▶ [What is being asked]:
Restate the entries below word for word, omitting nothing.

-- Begin Dataset excerpts --

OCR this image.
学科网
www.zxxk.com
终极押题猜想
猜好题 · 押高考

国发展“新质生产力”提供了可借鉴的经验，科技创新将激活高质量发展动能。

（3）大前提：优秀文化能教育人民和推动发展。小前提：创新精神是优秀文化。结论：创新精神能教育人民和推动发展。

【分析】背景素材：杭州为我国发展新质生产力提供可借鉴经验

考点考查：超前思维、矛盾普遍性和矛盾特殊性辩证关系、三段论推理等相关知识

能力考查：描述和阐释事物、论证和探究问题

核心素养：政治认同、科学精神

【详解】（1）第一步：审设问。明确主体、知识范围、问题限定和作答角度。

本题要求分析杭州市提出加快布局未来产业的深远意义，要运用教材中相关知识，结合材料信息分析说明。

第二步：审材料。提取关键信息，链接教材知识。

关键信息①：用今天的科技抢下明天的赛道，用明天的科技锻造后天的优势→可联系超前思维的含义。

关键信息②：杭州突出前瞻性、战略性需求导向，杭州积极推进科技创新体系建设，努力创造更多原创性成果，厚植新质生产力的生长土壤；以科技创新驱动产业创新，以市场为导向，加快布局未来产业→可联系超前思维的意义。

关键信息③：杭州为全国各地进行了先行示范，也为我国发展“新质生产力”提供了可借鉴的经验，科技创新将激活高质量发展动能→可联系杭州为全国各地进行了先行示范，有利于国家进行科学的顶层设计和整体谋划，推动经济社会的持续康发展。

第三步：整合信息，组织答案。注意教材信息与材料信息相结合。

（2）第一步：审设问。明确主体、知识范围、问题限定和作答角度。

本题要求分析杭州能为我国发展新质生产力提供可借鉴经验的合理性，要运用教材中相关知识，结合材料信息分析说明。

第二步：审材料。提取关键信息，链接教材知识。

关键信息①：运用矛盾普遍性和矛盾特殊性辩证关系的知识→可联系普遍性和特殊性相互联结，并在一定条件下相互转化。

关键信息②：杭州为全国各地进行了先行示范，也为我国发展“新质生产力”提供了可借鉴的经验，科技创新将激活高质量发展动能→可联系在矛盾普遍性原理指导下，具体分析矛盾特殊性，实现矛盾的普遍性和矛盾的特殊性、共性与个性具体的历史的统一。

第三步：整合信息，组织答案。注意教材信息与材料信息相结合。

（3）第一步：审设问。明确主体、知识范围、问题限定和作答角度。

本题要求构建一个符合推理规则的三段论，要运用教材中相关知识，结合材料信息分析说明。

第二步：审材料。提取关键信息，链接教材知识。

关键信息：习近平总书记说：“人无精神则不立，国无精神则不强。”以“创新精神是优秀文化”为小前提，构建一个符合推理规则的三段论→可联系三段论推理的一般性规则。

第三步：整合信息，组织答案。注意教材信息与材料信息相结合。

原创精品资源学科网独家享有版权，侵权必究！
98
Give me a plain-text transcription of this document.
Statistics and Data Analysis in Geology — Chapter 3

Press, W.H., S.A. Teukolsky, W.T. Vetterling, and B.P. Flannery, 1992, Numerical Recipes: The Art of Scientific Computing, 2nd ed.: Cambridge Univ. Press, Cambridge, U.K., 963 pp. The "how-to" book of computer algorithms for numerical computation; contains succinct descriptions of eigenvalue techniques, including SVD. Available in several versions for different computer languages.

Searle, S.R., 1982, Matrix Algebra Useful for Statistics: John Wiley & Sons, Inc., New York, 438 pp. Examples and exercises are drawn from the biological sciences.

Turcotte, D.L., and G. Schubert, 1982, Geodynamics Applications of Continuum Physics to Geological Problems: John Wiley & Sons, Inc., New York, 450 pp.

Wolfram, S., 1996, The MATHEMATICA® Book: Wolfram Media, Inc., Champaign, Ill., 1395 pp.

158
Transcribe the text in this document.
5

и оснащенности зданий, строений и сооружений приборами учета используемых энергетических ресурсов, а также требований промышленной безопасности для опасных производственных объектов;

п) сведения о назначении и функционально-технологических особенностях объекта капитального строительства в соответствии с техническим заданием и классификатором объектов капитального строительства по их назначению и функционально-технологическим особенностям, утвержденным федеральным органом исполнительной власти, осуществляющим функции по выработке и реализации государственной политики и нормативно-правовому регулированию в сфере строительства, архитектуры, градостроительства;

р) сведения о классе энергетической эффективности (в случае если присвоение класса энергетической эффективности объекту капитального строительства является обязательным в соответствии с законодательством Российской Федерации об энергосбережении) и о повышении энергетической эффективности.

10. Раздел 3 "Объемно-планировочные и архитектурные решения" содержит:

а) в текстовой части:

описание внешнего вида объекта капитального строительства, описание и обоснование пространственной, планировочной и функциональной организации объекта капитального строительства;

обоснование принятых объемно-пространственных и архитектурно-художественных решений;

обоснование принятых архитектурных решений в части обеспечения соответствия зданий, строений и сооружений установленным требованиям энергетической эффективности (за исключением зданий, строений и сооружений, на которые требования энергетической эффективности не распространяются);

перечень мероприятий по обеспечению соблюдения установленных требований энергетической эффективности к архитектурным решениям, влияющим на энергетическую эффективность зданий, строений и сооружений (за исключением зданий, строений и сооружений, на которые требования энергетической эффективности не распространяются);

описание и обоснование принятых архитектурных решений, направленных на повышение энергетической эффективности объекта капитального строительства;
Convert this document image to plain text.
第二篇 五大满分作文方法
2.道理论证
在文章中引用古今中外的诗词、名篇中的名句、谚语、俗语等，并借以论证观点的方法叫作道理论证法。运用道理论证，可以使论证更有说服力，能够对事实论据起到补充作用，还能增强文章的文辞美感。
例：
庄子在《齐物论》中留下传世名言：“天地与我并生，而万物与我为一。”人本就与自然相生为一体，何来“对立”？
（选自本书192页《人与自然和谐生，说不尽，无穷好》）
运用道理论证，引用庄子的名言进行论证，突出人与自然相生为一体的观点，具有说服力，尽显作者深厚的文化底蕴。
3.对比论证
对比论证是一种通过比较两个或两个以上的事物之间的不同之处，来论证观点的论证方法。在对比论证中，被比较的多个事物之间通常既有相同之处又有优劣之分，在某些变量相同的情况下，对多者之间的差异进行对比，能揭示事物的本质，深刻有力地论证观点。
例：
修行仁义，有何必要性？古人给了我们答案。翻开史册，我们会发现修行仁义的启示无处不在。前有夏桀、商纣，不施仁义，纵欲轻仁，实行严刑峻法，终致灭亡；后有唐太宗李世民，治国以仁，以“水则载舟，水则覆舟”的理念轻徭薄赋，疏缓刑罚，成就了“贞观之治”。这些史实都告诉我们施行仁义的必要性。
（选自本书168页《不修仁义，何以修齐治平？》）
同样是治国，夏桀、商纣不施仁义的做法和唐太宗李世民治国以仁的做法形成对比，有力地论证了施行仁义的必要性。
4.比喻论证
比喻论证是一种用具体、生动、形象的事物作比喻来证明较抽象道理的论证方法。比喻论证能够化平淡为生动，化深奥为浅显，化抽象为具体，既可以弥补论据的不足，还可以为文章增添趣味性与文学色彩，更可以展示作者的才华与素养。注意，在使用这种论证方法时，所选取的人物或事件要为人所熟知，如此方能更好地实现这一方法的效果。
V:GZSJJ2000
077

-- End Dataset excerpts --

▶ [Final result]:
OCR this image.
学科网
www.zxxk.com
终极押题猜想
猜好题 · 押高考

国发展“新质生产力”提供了可借鉴的经验，科技创新将激活高质量发展动能。

（3）大前提：优秀文化能教育人民和推动发展。小前提：创新精神是优秀文化。结论：创新精神能教育人民和推动发展。

【分析】背景素材：杭州为我国发展新质生产力提供可借鉴经验

考点考查：超前思维、矛盾普遍性和矛盾特殊性辩证关系、三段论推理等相关知识

能力考查：描述和阐释事物、论证和探究问题

核心素养：政治认同、科学精神

【详解】（1）第一步：审设问。明确主体、知识范围、问题限定和作答角度。

本题要求分析杭州市提出加快布局未来产业的深远意义，要运用教材中相关知识，结合材料信息分析说明。

第二步：审材料。提取关键信息，链接教材知识。

关键信息①：用今天的科技抢下明天的赛道，用明天的科技锻造后天的优势→可联系超前思维的含义。

关键信息②：杭州突出前瞻性、战略性需求导向，杭州积极推进科技创新体系建设，努力创造更多原创性成果，厚植新质生产力的生长土壤；以科技创新驱动产业创新，以市场为导向，加快布局未来产业→可联系超前思维的意义。

关键信息③：杭州为全国各地进行了先行示范，也为我国发展“新质生产力”提供了可借鉴的经验，科技创新将激活高质量发展动能→可联系杭州为全国各地进行了先行示范，有利于国家进行科学的顶层设计和整体谋划，推动经济社会的持续康发展。

第三步：整合信息，组织答案。注意教材信息与材料信息相结合。

（2）第一步：审设问。明确主体、知识范围、问题限定和作答角度。

本题要求分析杭州能为我国发展新质生产力提供可借鉴经验的合理性，要运用教材中相关知识，结合材料信息分析说明。

第二步：审材料。提取关键信息，链接教材知识。

关键信息①：运用矛盾普遍性和矛盾特殊性辩证关系的知识→可联系普遍性和特殊性相互联结，并在一定条件下相互转化。

关键信息②：杭州为全国各地进行了先行示范，也为我国发展“新质生产力”提供了可借鉴的经验，科技创新将激活高质量发展动能→可联系在矛盾普遍性原理指导下，具体分析矛盾特殊性，实现矛盾的普遍性和矛盾的特殊性、共性与个性具体的历史的统一。

第三步：整合信息，组织答案。注意教材信息与材料信息相结合。

（3）第一步：审设问。明确主体、知识范围、问题限定和作答角度。

本题要求构建一个符合推理规则的三段论，要运用教材中相关知识，结合材料信息分析说明。

第二步：审材料。提取关键信息，链接教材知识。

关键信息：习近平总书记说：“人无精神则不立，国无精神则不强。”以“创新精神是优秀文化”为小前提，构建一个符合推理规则的三段论→可联系三段论推理的一般性规则。

第三步：整合信息，组织答案。注意教材信息与材料信息相结合。

原创精品资源学科网独家享有版权，侵权必究！
98
Give me a plain-text transcription of this document.
Statistics and Data Analysis in Geology — Chapter 3

Press, W.H., S.A. Teukolsky, W.T. Vetterling, and B.P. Flannery, 1992, Numerical Recipes: The Art of Scientific Computing, 2nd ed.: Cambridge Univ. Press, Cambridge, U.K., 963 pp. The "how-to" book of computer algorithms for numerical computation; contains succinct descriptions of eigenvalue techniques, including SVD. Available in several versions for different computer languages.

Searle, S.R., 1982, Matrix Algebra Useful for Statistics: John Wiley & Sons, Inc., New York, 438 pp. Examples and exercises are drawn from the biological sciences.

Turcotte, D.L., and G. Schubert, 1982, Geodynamics Applications of Continuum Physics to Geological Problems: John Wiley & Sons, Inc., New York, 450 pp.

Wolfram, S., 1996, The MATHEMATICA® Book: Wolfram Media, Inc., Champaign, Ill., 1395 pp.

158
Transcribe the text in this document.
5

и оснащенности зданий, строений и сооружений приборами учета используемых энергетических ресурсов, а также требований промышленной безопасности для опасных производственных объектов;

п) сведения о назначении и функционально-технологических особенностях объекта капитального строительства в соответствии с техническим заданием и классификатором объектов капитального строительства по их назначению и функционально-технологическим особенностям, утвержденным федеральным органом исполнительной власти, осуществляющим функции по выработке и реализации государственной политики и нормативно-правовому регулированию в сфере строительства, архитектуры, градостроительства;

р) сведения о классе энергетической эффективности (в случае если присвоение класса энергетической эффективности объекту капитального строительства является обязательным в соответствии с законодательством Российской Федерации об энергосбережении) и о повышении энергетической эффективности.

10. Раздел 3 "Объемно-планировочные и архитектурные решения" содержит:

а) в текстовой части:

описание внешнего вида объекта капитального строительства, описание и обоснование пространственной, планировочной и функциональной организации объекта капитального строительства;

обоснование принятых объемно-пространственных и архитектурно-художественных решений;

обоснование принятых архитектурных решений в части обеспечения соответствия зданий, строений и сооружений установленным требованиям энергетической эффективности (за исключением зданий, строений и сооружений, на которые требования энергетической эффективности не распространяются);

перечень мероприятий по обеспечению соблюдения установленных требований энергетической эффективности к архитектурным решениям, влияющим на энергетическую эффективность зданий, строений и сооружений (за исключением зданий, строений и сооружений, на которые требования энергетической эффективности не распространяются);

описание и обоснование принятых архитектурных решений, направленных на повышение энергетической эффективности объекта капитального строительства;
Convert this document image to plain text.
第二篇 五大满分作文方法
2.道理论证
在文章中引用古今中外的诗词、名篇中的名句、谚语、俗语等，并借以论证观点的方法叫作道理论证法。运用道理论证，可以使论证更有说服力，能够对事实论据起到补充作用，还能增强文章的文辞美感。
例：
庄子在《齐物论》中留下传世名言：“天地与我并生，而万物与我为一。”人本就与自然相生为一体，何来“对立”？
（选自本书192页《人与自然和谐生，说不尽，无穷好》）
运用道理论证，引用庄子的名言进行论证，突出人与自然相生为一体的观点，具有说服力，尽显作者深厚的文化底蕴。
3.对比论证
对比论证是一种通过比较两个或两个以上的事物之间的不同之处，来论证观点的论证方法。在对比论证中，被比较的多个事物之间通常既有相同之处又有优劣之分，在某些变量相同的情况下，对多者之间的差异进行对比，能揭示事物的本质，深刻有力地论证观点。
例：
修行仁义，有何必要性？古人给了我们答案。翻开史册，我们会发现修行仁义的启示无处不在。前有夏桀、商纣，不施仁义，纵欲轻仁，实行严刑峻法，终致灭亡；后有唐太宗李世民，治国以仁，以“水则载舟，水则覆舟”的理念轻徭薄赋，疏缓刑罚，成就了“贞观之治”。这些史实都告诉我们施行仁义的必要性。
（选自本书168页《不修仁义，何以修齐治平？》）
同样是治国，夏桀、商纣不施仁义的做法和唐太宗李世民治国以仁的做法形成对比，有力地论证了施行仁义的必要性。
4.比喻论证
比喻论证是一种用具体、生动、形象的事物作比喻来证明较抽象道理的论证方法。比喻论证能够化平淡为生动，化深奥为浅显，化抽象为具体，既可以弥补论据的不足，还可以为文章增添趣味性与文学色彩，更可以展示作者的才华与素养。注意，在使用这种论证方法时，所选取的人物或事件要为人所熟知，如此方能更好地实现这一方法的效果。
V:GZSJJ2000
077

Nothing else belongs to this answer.